BEGIN

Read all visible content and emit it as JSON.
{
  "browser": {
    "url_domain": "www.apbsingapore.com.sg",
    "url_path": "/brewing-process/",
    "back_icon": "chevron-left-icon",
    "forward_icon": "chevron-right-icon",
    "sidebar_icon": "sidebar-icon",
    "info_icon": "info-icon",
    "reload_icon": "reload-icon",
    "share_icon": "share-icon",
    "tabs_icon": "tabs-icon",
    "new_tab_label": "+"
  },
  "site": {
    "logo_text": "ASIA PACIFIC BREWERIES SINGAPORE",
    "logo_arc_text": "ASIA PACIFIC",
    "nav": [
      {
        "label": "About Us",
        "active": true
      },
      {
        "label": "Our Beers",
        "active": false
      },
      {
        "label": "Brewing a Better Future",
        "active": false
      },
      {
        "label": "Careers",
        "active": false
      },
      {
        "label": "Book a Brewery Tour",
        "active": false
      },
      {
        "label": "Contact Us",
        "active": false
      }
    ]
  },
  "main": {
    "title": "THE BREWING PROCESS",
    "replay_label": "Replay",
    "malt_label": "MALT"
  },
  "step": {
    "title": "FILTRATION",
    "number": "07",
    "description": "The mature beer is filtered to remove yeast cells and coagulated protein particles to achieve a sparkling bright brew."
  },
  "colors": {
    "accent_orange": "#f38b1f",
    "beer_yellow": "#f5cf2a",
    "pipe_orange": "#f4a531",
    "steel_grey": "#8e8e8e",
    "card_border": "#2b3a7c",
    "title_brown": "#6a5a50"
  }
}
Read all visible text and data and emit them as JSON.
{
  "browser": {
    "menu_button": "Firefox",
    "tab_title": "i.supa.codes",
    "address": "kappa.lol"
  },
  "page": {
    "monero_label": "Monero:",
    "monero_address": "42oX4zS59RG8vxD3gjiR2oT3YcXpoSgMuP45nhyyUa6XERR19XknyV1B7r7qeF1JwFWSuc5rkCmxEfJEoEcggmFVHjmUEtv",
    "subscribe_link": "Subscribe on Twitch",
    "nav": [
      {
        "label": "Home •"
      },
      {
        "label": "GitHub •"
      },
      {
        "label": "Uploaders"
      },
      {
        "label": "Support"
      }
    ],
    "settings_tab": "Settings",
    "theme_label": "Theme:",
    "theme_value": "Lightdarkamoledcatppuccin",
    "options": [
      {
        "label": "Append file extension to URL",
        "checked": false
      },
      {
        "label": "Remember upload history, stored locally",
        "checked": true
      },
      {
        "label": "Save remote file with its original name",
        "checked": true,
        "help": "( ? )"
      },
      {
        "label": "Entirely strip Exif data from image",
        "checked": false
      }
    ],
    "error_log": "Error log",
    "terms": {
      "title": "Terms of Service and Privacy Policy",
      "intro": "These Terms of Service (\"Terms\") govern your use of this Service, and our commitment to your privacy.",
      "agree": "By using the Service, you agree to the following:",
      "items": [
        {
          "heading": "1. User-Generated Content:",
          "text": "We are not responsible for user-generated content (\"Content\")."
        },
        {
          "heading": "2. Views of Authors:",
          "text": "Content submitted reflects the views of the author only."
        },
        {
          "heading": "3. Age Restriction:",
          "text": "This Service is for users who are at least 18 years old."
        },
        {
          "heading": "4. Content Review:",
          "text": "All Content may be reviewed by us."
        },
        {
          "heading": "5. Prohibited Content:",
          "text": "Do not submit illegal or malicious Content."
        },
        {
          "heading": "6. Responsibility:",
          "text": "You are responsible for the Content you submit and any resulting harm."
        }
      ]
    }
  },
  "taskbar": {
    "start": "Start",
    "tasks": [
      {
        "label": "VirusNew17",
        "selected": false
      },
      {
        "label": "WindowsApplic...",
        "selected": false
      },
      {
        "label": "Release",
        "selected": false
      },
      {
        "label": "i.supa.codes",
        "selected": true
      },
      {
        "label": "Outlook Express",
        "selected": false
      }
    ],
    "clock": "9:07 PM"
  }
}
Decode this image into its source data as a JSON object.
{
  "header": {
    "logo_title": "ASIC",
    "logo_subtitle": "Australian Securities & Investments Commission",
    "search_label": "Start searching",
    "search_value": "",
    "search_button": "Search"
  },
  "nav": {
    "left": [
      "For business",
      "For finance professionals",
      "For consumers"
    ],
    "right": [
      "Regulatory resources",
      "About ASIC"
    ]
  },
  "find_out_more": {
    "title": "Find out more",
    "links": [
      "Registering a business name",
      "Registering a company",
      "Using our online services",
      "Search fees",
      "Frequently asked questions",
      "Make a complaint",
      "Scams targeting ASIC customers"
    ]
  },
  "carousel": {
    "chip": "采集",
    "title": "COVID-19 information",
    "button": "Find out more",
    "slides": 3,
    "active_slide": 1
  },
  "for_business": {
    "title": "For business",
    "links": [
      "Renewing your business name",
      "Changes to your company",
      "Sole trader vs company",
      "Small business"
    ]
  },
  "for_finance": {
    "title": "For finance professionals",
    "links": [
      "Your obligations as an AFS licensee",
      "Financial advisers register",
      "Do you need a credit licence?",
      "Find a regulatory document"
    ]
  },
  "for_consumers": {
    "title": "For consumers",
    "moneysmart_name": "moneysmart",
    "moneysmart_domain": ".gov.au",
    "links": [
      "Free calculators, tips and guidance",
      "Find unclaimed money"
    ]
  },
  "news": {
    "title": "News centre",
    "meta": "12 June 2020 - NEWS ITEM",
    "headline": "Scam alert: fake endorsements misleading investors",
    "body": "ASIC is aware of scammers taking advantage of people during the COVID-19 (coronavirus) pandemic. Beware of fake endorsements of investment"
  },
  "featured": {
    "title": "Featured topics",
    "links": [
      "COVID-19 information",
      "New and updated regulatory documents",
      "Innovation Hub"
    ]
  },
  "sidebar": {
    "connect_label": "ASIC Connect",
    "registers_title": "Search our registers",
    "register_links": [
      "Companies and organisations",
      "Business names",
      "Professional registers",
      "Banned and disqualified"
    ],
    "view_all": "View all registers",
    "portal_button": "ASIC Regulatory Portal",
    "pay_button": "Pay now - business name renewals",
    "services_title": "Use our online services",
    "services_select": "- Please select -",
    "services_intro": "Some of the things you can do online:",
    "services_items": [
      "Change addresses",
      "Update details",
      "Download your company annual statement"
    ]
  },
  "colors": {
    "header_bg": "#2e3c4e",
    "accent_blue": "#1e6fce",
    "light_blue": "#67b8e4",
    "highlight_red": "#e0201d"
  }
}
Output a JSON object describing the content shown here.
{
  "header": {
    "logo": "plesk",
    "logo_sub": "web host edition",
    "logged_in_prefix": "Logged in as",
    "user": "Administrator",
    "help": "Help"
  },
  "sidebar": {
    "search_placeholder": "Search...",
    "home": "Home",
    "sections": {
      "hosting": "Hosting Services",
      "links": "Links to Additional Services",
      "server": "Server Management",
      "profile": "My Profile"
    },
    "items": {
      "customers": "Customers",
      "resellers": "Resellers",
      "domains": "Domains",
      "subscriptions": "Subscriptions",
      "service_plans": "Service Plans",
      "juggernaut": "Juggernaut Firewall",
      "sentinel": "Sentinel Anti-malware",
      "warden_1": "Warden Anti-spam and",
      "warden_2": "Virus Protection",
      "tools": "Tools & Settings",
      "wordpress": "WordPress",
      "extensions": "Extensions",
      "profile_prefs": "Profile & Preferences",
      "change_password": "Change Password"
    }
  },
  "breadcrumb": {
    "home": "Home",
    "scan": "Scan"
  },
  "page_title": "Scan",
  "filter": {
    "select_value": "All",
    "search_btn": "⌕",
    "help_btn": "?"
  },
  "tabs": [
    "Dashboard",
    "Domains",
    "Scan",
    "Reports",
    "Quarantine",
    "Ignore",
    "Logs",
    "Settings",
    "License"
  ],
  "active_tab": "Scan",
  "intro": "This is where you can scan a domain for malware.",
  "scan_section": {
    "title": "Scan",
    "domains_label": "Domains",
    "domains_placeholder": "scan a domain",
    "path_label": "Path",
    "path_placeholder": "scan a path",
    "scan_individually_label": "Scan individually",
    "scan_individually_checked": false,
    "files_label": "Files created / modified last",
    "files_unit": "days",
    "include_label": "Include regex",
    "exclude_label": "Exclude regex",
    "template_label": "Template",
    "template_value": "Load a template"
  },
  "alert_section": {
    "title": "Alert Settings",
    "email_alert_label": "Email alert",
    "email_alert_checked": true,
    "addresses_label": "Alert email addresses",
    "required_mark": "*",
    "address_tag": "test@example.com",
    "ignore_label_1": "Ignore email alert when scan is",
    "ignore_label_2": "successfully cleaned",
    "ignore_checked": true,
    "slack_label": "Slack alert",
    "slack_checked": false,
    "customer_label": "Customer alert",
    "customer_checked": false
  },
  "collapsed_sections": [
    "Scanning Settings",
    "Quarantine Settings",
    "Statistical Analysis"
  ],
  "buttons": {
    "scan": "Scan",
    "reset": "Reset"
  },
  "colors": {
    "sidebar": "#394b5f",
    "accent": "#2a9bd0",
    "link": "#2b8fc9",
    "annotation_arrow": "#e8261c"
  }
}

END

Work instructions:
Show each line of the material holding "responsible".

Output below:
          "text": "We are not responsible for user-generated content (\"Content\")."
          "text": "You are responsible for the Content you submit and any resulting harm."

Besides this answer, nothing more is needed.